Task brief: The records below hold pictures; please leave those out and retype the rest exactly.

Records to use:
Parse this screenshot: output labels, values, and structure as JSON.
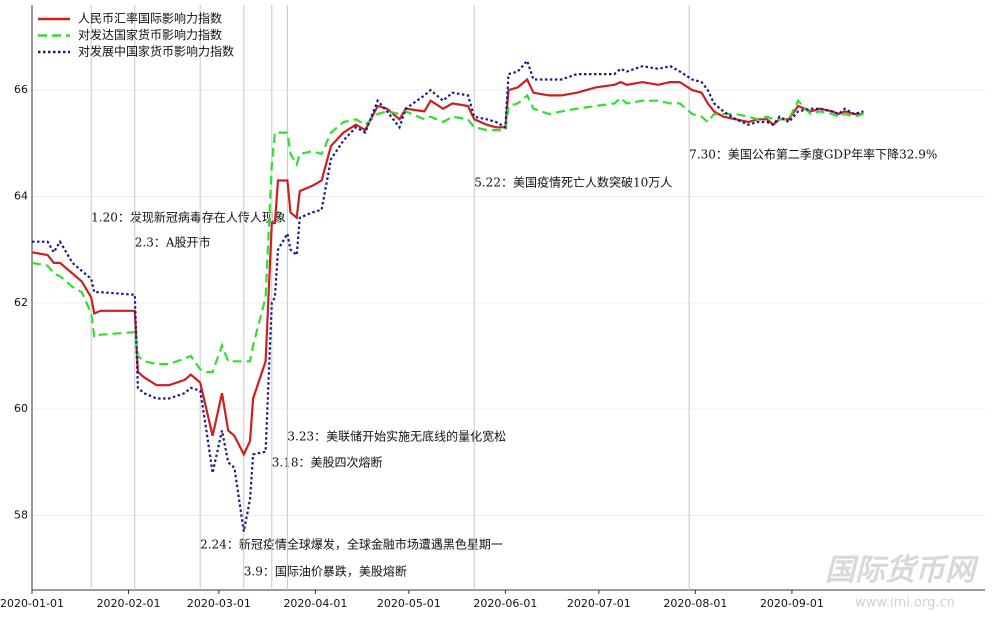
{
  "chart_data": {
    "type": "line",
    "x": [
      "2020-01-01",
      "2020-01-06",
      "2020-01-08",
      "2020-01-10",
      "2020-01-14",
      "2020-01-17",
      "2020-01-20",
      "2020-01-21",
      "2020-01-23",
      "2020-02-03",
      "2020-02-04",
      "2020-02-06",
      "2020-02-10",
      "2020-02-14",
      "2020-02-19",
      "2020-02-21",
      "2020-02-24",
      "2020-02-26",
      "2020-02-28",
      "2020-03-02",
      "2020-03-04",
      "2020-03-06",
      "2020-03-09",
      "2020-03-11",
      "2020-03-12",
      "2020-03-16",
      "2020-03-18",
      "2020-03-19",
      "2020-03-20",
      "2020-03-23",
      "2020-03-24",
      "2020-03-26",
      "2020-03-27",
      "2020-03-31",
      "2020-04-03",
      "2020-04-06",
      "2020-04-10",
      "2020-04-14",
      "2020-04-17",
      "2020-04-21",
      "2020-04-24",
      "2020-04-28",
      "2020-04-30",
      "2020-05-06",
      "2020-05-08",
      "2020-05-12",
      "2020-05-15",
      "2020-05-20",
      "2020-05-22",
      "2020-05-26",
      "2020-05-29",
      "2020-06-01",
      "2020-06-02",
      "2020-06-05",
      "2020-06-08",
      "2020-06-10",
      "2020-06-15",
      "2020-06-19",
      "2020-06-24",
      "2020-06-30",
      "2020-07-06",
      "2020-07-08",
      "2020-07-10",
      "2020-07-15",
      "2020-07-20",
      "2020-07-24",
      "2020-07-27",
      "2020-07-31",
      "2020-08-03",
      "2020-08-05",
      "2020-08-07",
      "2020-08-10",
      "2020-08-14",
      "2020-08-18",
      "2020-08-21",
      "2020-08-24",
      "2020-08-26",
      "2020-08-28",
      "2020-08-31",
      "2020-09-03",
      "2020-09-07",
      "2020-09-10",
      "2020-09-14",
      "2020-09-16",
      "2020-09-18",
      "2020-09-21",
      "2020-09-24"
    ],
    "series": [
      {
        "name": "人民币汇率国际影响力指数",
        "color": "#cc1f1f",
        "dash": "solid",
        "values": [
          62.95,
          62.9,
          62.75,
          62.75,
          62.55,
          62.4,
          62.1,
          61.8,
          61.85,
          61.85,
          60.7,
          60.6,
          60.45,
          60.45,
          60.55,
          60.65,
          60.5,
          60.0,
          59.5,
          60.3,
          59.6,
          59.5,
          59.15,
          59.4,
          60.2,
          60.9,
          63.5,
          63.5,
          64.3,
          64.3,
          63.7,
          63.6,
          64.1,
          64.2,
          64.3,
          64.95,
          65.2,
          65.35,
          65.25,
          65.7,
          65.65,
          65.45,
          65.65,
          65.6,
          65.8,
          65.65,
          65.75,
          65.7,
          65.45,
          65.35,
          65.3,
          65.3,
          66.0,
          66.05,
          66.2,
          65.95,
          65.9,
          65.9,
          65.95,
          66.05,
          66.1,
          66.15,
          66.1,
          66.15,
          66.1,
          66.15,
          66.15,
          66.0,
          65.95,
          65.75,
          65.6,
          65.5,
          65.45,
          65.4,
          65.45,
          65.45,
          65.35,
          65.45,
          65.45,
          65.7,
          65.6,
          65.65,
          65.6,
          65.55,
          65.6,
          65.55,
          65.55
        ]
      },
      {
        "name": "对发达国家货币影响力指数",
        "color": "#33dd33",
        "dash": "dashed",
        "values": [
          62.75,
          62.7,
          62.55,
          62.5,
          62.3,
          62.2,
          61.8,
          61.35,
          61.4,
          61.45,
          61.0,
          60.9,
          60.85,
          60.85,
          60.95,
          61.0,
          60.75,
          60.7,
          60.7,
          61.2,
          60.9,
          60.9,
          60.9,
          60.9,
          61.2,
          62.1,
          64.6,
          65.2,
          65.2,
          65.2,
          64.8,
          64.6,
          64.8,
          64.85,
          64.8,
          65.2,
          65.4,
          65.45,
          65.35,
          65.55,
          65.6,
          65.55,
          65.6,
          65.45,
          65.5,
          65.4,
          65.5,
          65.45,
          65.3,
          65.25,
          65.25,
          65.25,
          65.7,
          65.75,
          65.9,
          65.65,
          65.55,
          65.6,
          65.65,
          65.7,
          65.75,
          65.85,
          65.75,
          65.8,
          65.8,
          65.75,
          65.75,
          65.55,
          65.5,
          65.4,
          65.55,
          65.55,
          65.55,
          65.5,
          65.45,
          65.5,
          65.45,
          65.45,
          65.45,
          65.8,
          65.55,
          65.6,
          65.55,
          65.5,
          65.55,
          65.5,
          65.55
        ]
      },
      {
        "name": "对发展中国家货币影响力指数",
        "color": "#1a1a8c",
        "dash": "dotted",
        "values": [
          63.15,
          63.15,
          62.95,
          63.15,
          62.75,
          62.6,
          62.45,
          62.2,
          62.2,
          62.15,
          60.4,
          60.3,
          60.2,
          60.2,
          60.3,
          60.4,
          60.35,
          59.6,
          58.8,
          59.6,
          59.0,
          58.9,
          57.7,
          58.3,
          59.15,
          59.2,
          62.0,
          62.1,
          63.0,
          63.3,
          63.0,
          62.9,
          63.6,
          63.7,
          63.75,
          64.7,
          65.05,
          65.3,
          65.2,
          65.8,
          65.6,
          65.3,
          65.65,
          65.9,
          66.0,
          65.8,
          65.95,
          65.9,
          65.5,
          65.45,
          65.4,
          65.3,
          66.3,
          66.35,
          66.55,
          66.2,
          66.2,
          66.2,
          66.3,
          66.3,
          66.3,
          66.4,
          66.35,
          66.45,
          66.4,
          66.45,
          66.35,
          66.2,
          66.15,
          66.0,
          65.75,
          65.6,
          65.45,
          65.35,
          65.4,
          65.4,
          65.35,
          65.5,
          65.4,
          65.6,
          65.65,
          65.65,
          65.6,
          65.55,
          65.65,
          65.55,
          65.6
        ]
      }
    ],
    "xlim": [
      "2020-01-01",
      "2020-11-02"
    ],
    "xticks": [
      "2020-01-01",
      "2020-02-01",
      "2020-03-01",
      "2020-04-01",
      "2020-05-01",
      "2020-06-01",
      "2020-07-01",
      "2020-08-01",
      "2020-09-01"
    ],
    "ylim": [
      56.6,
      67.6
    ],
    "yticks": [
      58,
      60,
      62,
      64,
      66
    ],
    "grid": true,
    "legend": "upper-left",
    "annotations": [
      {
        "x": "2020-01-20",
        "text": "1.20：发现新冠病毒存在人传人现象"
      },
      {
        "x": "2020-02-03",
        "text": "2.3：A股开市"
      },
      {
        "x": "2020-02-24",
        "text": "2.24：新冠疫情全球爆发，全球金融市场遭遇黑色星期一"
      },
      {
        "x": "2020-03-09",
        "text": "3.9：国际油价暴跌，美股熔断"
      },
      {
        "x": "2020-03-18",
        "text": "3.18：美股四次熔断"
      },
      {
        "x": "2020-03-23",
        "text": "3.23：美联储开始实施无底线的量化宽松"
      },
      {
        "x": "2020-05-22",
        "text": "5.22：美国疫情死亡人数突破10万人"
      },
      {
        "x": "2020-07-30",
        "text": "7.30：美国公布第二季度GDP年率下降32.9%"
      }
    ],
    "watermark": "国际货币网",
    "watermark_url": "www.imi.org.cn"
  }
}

Answer to the task:
Parse this screenshot: output labels, values, and structure as JSON.
{
  "chart_data": {
    "type": "line",
    "x": [
      "2020-01-01",
      "2020-01-06",
      "2020-01-08",
      "2020-01-10",
      "2020-01-14",
      "2020-01-17",
      "2020-01-20",
      "2020-01-21",
      "2020-01-23",
      "2020-02-03",
      "2020-02-04",
      "2020-02-06",
      "2020-02-10",
      "2020-02-14",
      "2020-02-19",
      "2020-02-21",
      "2020-02-24",
      "2020-02-26",
      "2020-02-28",
      "2020-03-02",
      "2020-03-04",
      "2020-03-06",
      "2020-03-09",
      "2020-03-11",
      "2020-03-12",
      "2020-03-16",
      "2020-03-18",
      "2020-03-19",
      "2020-03-20",
      "2020-03-23",
      "2020-03-24",
      "2020-03-26",
      "2020-03-27",
      "2020-03-31",
      "2020-04-03",
      "2020-04-06",
      "2020-04-10",
      "2020-04-14",
      "2020-04-17",
      "2020-04-21",
      "2020-04-24",
      "2020-04-28",
      "2020-04-30",
      "2020-05-06",
      "2020-05-08",
      "2020-05-12",
      "2020-05-15",
      "2020-05-20",
      "2020-05-22",
      "2020-05-26",
      "2020-05-29",
      "2020-06-01",
      "2020-06-02",
      "2020-06-05",
      "2020-06-08",
      "2020-06-10",
      "2020-06-15",
      "2020-06-19",
      "2020-06-24",
      "2020-06-30",
      "2020-07-06",
      "2020-07-08",
      "2020-07-10",
      "2020-07-15",
      "2020-07-20",
      "2020-07-24",
      "2020-07-27",
      "2020-07-31",
      "2020-08-03",
      "2020-08-05",
      "2020-08-07",
      "2020-08-10",
      "2020-08-14",
      "2020-08-18",
      "2020-08-21",
      "2020-08-24",
      "2020-08-26",
      "2020-08-28",
      "2020-08-31",
      "2020-09-03",
      "2020-09-07",
      "2020-09-10",
      "2020-09-14",
      "2020-09-16",
      "2020-09-18",
      "2020-09-21",
      "2020-09-24"
    ],
    "series": [
      {
        "name": "人民币汇率国际影响力指数",
        "color": "#cc1f1f",
        "dash": "solid",
        "values": [
          62.95,
          62.9,
          62.75,
          62.75,
          62.55,
          62.4,
          62.1,
          61.8,
          61.85,
          61.85,
          60.7,
          60.6,
          60.45,
          60.45,
          60.55,
          60.65,
          60.5,
          60.0,
          59.5,
          60.3,
          59.6,
          59.5,
          59.15,
          59.4,
          60.2,
          60.9,
          63.5,
          63.5,
          64.3,
          64.3,
          63.7,
          63.6,
          64.1,
          64.2,
          64.3,
          64.95,
          65.2,
          65.35,
          65.25,
          65.7,
          65.65,
          65.45,
          65.65,
          65.6,
          65.8,
          65.65,
          65.75,
          65.7,
          65.45,
          65.35,
          65.3,
          65.3,
          66.0,
          66.05,
          66.2,
          65.95,
          65.9,
          65.9,
          65.95,
          66.05,
          66.1,
          66.15,
          66.1,
          66.15,
          66.1,
          66.15,
          66.15,
          66.0,
          65.95,
          65.75,
          65.6,
          65.5,
          65.45,
          65.4,
          65.45,
          65.45,
          65.35,
          65.45,
          65.45,
          65.7,
          65.6,
          65.65,
          65.6,
          65.55,
          65.6,
          65.55,
          65.55
        ]
      },
      {
        "name": "对发达国家货币影响力指数",
        "color": "#33dd33",
        "dash": "dashed",
        "values": [
          62.75,
          62.7,
          62.55,
          62.5,
          62.3,
          62.2,
          61.8,
          61.35,
          61.4,
          61.45,
          61.0,
          60.9,
          60.85,
          60.85,
          60.95,
          61.0,
          60.75,
          60.7,
          60.7,
          61.2,
          60.9,
          60.9,
          60.9,
          60.9,
          61.2,
          62.1,
          64.6,
          65.2,
          65.2,
          65.2,
          64.8,
          64.6,
          64.8,
          64.85,
          64.8,
          65.2,
          65.4,
          65.45,
          65.35,
          65.55,
          65.6,
          65.55,
          65.6,
          65.45,
          65.5,
          65.4,
          65.5,
          65.45,
          65.3,
          65.25,
          65.25,
          65.25,
          65.7,
          65.75,
          65.9,
          65.65,
          65.55,
          65.6,
          65.65,
          65.7,
          65.75,
          65.85,
          65.75,
          65.8,
          65.8,
          65.75,
          65.75,
          65.55,
          65.5,
          65.4,
          65.55,
          65.55,
          65.55,
          65.5,
          65.45,
          65.5,
          65.45,
          65.45,
          65.45,
          65.8,
          65.55,
          65.6,
          65.55,
          65.5,
          65.55,
          65.5,
          65.55
        ]
      },
      {
        "name": "对发展中国家货币影响力指数",
        "color": "#1a1a8c",
        "dash": "dotted",
        "values": [
          63.15,
          63.15,
          62.95,
          63.15,
          62.75,
          62.6,
          62.45,
          62.2,
          62.2,
          62.15,
          60.4,
          60.3,
          60.2,
          60.2,
          60.3,
          60.4,
          60.35,
          59.6,
          58.8,
          59.6,
          59.0,
          58.9,
          57.7,
          58.3,
          59.15,
          59.2,
          62.0,
          62.1,
          63.0,
          63.3,
          63.0,
          62.9,
          63.6,
          63.7,
          63.75,
          64.7,
          65.05,
          65.3,
          65.2,
          65.8,
          65.6,
          65.3,
          65.65,
          65.9,
          66.0,
          65.8,
          65.95,
          65.9,
          65.5,
          65.45,
          65.4,
          65.3,
          66.3,
          66.35,
          66.55,
          66.2,
          66.2,
          66.2,
          66.3,
          66.3,
          66.3,
          66.4,
          66.35,
          66.45,
          66.4,
          66.45,
          66.35,
          66.2,
          66.15,
          66.0,
          65.75,
          65.6,
          65.45,
          65.35,
          65.4,
          65.4,
          65.35,
          65.5,
          65.4,
          65.6,
          65.65,
          65.65,
          65.6,
          65.55,
          65.65,
          65.55,
          65.6
        ]
      }
    ],
    "xlim": [
      "2020-01-01",
      "2020-11-02"
    ],
    "xticks": [
      "2020-01-01",
      "2020-02-01",
      "2020-03-01",
      "2020-04-01",
      "2020-05-01",
      "2020-06-01",
      "2020-07-01",
      "2020-08-01",
      "2020-09-01"
    ],
    "ylim": [
      56.6,
      67.6
    ],
    "yticks": [
      58,
      60,
      62,
      64,
      66
    ],
    "grid": true,
    "legend": "upper-left",
    "annotations": [
      {
        "x": "2020-01-20",
        "text": "1.20：发现新冠病毒存在人传人现象"
      },
      {
        "x": "2020-02-03",
        "text": "2.3：A股开市"
      },
      {
        "x": "2020-02-24",
        "text": "2.24：新冠疫情全球爆发，全球金融市场遭遇黑色星期一"
      },
      {
        "x": "2020-03-09",
        "text": "3.9：国际油价暴跌，美股熔断"
      },
      {
        "x": "2020-03-18",
        "text": "3.18：美股四次熔断"
      },
      {
        "x": "2020-03-23",
        "text": "3.23：美联储开始实施无底线的量化宽松"
      },
      {
        "x": "2020-05-22",
        "text": "5.22：美国疫情死亡人数突破10万人"
      },
      {
        "x": "2020-07-30",
        "text": "7.30：美国公布第二季度GDP年率下降32.9%"
      }
    ],
    "watermark": "国际货币网",
    "watermark_url": "www.imi.org.cn"
  }
}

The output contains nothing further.